Thermaltake A700 TG review: A larger-than-life computer case

Rating

We recently found ourselves needing a new computer case that would be larger than average, with great ventilation, and, preferably, a nice design. After a couple of weeks of researching, we stumbled upon a slightly older model from Thermaltake, namely the A700 TG. The company advertises it as having an elegant design, good cooling, and modular interior. We decided to buy one and, after receiving it, building our PC, and using it for a while, we’d like to share with you what we like and don’t like about it. If you’re curious to know more about the Thermaltake A700 TG, read our review:

Thermaltake A700 TG: Who is it good for?

The Thermaltake A700 TG is an excellent computer case for:

  • People who want to build a powerful computer and need a large case for it
  • Those who have a lot of hardware components to install in their new computer case
  • Users who intend to use large cooling solutions or even custom water cooling in their PC

Pros and cons

The Thermaltake A700 TG has more than a few good things going for it:

  • Minimalistic design that looks gorgeous
  • Thick tempered glass doors and metallic panels
  • Extremely spacious interior
  • Modular design that lets you add and remove parts of the case depending on your needs
  • Efficient ventilation grilles and plenty of dust filters
  • The case allows you to install your GPU card vertically
  • Cable management is good

There are a few downsides to consider:

  • Expensive, although it’s not something unnatural considering the high quality of the materials used
  • There are only two fans included, and they’re not with RGB
  • The case is heavy and massive, so it’s not for everyone…
Product rating 5/5

Verdict

The Thermaltake A700 TG impressed us with its huge size and premium build quality. The manufacturer didn’t compromise on the materials used to create this computer case, and the minimalistic design is simply gorgeous. On the same note, the interior space is extremely generous, and the modular approach is something every PC case out there should have. Overall, we like the Thermaltake A700 TG a lot, and we recommend it to any gamer or PC enthusiast who wants a larger-than-life case for their hardware and to anyone interested in building a water-cooled computer.

Task to complete
Please edit the case review from "There are a" up to and including "a water-cooled computer.", putting "enormous" in place of "huge". The listing plays no part in this work.

Dataset records
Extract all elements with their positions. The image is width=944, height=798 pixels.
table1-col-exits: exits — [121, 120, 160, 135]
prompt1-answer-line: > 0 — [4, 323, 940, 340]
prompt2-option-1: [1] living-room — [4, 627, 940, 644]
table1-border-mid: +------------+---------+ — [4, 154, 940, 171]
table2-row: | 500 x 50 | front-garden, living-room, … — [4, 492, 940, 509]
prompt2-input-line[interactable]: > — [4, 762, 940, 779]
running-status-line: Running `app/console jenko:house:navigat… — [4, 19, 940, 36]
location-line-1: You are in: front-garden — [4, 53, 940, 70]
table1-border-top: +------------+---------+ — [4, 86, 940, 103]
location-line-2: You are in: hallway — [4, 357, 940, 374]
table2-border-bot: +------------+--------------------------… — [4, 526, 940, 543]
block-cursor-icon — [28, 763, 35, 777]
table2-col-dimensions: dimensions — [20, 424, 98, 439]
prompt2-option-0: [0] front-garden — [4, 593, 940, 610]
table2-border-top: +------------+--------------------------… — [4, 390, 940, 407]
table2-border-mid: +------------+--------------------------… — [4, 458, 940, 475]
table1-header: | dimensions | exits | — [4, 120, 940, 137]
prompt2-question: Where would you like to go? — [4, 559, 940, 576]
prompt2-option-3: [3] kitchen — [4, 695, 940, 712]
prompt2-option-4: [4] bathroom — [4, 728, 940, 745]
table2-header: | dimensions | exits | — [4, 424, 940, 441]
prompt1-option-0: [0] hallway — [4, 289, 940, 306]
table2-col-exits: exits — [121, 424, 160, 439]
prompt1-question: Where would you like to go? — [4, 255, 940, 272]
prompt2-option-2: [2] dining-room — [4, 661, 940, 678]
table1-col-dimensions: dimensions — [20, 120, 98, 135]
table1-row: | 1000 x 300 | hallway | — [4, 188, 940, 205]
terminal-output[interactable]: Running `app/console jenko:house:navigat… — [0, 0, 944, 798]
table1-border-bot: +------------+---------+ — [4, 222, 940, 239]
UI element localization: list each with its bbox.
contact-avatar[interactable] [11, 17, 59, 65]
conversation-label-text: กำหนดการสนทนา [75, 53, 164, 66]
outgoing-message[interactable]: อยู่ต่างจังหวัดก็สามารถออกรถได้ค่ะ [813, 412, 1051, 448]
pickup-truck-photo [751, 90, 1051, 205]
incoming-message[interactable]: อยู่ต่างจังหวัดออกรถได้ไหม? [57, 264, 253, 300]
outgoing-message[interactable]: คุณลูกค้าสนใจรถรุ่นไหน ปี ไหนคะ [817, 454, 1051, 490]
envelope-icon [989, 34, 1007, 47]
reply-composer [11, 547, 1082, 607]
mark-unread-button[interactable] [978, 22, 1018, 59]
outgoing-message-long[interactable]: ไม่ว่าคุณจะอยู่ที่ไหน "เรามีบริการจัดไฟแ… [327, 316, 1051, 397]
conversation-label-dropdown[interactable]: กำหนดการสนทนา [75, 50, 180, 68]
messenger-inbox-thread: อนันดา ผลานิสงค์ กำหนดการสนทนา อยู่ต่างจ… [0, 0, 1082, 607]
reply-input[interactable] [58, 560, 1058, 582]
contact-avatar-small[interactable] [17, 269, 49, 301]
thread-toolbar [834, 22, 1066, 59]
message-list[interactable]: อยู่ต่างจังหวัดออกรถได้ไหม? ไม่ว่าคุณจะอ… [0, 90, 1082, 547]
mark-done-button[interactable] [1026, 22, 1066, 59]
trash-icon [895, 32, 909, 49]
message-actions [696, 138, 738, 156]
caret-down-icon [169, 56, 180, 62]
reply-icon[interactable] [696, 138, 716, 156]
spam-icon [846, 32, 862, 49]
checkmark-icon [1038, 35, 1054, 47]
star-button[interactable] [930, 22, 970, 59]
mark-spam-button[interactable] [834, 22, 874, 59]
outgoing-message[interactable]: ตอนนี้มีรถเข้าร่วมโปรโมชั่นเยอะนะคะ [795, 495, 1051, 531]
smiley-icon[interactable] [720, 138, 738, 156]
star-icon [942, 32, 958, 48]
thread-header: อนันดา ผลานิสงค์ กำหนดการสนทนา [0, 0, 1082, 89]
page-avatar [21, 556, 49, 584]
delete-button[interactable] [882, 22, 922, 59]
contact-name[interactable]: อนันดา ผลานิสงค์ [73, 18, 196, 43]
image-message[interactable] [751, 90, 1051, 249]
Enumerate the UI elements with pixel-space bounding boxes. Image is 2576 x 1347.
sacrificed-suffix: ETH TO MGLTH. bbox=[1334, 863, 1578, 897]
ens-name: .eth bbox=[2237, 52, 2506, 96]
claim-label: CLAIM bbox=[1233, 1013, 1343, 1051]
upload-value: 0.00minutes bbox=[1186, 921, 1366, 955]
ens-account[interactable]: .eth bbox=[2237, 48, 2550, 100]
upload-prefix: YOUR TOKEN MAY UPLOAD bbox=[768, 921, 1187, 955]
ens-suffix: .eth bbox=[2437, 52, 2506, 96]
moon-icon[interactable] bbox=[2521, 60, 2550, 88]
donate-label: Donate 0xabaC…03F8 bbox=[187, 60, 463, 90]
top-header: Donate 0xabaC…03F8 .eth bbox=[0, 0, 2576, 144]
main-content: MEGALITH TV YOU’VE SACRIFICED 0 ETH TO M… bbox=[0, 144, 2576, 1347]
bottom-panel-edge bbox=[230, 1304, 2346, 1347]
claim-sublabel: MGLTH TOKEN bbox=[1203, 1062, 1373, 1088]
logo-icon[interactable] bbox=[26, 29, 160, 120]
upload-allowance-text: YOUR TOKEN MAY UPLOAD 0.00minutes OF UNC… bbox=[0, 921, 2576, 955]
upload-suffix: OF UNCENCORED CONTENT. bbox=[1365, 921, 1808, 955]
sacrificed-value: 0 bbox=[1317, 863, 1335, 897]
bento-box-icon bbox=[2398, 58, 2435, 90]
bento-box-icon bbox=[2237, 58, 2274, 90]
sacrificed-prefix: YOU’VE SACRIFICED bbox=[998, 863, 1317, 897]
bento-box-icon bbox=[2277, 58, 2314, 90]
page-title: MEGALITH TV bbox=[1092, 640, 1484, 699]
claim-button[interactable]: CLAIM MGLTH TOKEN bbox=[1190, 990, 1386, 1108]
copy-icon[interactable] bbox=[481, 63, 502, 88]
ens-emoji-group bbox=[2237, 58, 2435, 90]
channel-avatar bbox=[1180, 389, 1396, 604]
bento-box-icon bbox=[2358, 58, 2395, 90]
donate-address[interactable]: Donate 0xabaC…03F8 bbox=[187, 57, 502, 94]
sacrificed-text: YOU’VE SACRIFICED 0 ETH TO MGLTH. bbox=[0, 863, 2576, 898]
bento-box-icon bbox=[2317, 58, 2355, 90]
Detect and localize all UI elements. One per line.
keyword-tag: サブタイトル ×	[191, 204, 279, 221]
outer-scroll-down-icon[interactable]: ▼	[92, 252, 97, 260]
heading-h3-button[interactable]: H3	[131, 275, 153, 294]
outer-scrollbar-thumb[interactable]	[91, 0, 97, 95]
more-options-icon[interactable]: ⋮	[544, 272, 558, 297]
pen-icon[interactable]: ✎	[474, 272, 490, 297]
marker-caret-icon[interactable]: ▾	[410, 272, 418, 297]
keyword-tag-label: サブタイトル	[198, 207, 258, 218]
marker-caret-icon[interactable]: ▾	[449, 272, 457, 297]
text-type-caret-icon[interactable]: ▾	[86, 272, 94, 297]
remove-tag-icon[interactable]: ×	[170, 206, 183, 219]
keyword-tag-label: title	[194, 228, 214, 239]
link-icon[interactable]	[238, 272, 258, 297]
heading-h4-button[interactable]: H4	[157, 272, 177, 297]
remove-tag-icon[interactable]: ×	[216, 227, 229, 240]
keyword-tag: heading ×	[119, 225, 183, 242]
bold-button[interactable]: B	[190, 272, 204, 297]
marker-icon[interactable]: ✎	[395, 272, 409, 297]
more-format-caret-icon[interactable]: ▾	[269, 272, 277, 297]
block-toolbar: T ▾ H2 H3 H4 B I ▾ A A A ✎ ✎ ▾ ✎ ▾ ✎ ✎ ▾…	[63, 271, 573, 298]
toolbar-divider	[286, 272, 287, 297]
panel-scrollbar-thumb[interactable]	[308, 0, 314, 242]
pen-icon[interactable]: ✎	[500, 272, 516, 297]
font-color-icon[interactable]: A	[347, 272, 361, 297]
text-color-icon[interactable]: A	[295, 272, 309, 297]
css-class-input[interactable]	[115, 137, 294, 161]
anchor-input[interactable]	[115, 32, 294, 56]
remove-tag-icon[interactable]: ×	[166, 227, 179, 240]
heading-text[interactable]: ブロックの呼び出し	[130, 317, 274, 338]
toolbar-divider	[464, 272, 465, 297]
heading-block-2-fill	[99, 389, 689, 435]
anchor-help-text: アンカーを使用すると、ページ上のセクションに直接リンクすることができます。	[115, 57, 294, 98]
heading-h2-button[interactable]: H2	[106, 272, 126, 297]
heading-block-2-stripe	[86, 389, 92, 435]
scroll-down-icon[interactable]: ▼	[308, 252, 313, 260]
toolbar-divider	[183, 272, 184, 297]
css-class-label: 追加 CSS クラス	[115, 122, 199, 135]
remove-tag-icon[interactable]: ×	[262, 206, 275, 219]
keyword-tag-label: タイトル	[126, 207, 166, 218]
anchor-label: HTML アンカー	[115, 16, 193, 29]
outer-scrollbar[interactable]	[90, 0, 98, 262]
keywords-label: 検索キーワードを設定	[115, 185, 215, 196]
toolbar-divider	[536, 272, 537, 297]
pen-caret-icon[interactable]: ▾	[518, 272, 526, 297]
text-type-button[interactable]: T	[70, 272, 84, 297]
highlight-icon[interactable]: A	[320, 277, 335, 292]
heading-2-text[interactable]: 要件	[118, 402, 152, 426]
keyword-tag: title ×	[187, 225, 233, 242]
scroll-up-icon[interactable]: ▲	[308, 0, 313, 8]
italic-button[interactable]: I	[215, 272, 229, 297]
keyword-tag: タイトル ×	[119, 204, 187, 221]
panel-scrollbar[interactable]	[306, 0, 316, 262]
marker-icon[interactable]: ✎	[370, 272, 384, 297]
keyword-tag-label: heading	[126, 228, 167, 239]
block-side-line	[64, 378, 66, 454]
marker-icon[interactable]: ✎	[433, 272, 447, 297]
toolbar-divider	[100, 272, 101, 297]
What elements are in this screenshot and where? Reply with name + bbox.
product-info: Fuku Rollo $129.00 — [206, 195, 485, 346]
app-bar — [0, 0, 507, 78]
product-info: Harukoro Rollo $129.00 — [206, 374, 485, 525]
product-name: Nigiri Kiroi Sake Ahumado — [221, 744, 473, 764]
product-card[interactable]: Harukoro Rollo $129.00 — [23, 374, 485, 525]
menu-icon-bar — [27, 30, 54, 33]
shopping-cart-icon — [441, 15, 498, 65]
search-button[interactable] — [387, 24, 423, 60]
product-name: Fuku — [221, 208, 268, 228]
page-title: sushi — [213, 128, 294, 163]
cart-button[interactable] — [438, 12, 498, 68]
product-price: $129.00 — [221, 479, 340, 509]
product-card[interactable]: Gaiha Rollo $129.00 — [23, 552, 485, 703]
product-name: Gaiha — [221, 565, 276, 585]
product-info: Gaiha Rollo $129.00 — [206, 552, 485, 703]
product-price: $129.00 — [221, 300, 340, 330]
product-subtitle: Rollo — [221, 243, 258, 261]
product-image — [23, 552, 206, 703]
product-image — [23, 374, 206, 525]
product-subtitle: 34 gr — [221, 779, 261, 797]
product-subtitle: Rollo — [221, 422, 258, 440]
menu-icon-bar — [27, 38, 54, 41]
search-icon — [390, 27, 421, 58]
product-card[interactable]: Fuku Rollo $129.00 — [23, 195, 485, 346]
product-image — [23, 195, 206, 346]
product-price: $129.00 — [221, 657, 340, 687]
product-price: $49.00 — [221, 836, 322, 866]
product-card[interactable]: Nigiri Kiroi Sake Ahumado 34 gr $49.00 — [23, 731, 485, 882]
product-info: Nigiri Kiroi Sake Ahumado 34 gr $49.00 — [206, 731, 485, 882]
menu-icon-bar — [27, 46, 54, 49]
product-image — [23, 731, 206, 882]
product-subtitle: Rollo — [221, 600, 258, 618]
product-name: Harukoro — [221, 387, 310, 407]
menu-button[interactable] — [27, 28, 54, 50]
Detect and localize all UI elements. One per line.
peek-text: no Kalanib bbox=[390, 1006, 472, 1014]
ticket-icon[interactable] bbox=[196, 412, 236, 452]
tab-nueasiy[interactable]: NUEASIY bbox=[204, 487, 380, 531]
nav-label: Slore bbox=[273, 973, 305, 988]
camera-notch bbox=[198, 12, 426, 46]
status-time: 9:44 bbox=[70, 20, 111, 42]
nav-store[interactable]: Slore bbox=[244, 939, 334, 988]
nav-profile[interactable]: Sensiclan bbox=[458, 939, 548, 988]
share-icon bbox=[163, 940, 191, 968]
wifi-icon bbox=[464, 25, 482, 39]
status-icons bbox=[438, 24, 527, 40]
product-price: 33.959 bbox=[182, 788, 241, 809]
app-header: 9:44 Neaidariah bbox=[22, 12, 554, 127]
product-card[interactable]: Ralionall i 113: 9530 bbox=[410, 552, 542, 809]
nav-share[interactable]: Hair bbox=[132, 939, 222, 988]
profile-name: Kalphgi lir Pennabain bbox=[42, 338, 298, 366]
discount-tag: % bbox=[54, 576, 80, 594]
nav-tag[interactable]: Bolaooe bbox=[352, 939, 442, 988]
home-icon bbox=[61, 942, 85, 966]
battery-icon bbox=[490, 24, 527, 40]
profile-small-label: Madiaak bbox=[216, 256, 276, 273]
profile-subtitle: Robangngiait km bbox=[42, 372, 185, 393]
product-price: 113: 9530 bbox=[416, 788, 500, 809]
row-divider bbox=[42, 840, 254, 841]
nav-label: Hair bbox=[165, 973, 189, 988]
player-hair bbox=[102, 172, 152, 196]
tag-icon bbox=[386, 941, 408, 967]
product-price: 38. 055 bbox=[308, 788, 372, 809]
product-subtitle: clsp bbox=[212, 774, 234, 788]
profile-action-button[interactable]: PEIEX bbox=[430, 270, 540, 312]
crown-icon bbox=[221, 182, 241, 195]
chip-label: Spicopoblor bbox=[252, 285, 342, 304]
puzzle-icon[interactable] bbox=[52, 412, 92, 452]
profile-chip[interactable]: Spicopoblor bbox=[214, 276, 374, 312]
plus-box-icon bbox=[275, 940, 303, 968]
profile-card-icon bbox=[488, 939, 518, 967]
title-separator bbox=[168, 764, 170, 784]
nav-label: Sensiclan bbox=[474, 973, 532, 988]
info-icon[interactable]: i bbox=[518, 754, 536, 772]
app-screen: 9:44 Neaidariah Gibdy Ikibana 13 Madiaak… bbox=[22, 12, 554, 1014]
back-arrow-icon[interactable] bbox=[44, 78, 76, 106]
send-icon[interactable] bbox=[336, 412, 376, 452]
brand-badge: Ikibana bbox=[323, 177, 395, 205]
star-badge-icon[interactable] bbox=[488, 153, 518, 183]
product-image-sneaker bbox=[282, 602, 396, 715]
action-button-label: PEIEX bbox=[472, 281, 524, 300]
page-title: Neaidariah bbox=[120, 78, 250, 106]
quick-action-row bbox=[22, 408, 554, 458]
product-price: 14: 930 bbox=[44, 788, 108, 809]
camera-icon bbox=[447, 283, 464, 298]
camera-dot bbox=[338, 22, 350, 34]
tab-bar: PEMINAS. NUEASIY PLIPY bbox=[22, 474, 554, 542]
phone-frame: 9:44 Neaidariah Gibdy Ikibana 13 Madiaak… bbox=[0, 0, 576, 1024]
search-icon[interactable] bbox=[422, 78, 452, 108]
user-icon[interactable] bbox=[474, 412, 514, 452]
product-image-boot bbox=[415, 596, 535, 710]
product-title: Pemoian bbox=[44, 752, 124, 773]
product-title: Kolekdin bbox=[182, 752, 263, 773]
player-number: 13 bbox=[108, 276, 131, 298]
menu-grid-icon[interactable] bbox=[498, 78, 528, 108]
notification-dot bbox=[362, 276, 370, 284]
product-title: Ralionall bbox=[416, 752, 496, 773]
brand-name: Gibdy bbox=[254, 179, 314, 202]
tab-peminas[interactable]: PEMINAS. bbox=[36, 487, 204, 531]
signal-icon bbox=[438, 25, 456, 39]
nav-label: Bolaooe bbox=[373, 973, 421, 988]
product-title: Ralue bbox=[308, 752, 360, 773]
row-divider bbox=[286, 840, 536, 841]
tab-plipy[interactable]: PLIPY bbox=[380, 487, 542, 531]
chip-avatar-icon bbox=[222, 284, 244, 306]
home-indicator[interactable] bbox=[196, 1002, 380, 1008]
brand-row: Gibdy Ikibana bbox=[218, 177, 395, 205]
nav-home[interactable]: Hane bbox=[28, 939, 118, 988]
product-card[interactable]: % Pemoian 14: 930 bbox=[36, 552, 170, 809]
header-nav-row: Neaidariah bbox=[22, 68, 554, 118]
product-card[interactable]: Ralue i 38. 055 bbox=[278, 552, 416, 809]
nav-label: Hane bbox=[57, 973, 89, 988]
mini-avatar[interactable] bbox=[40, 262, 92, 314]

Solved problem
There are a few downsides to consider:

  • Expensive, although it’s not something unnatural considering the high quality of the materials used
  • There are only two fans included, and they’re not with RGB
  • The case is heavy and massive, so it’s not for everyone…
Product rating 5/5

Verdict

The Thermaltake A700 TG impressed us with its enormous size and premium build quality. The manufacturer didn’t compromise on the materials used to create this computer case, and the minimalistic design is simply gorgeous. On the same note, the interior space is extremely generous, and the modular approach is something every PC case out there should have. Overall, we like the Thermaltake A700 TG a lot, and we recommend it to any gamer or PC enthusiast who wants a larger-than-life case for their hardware and to anyone interested in building a water-cooled computer.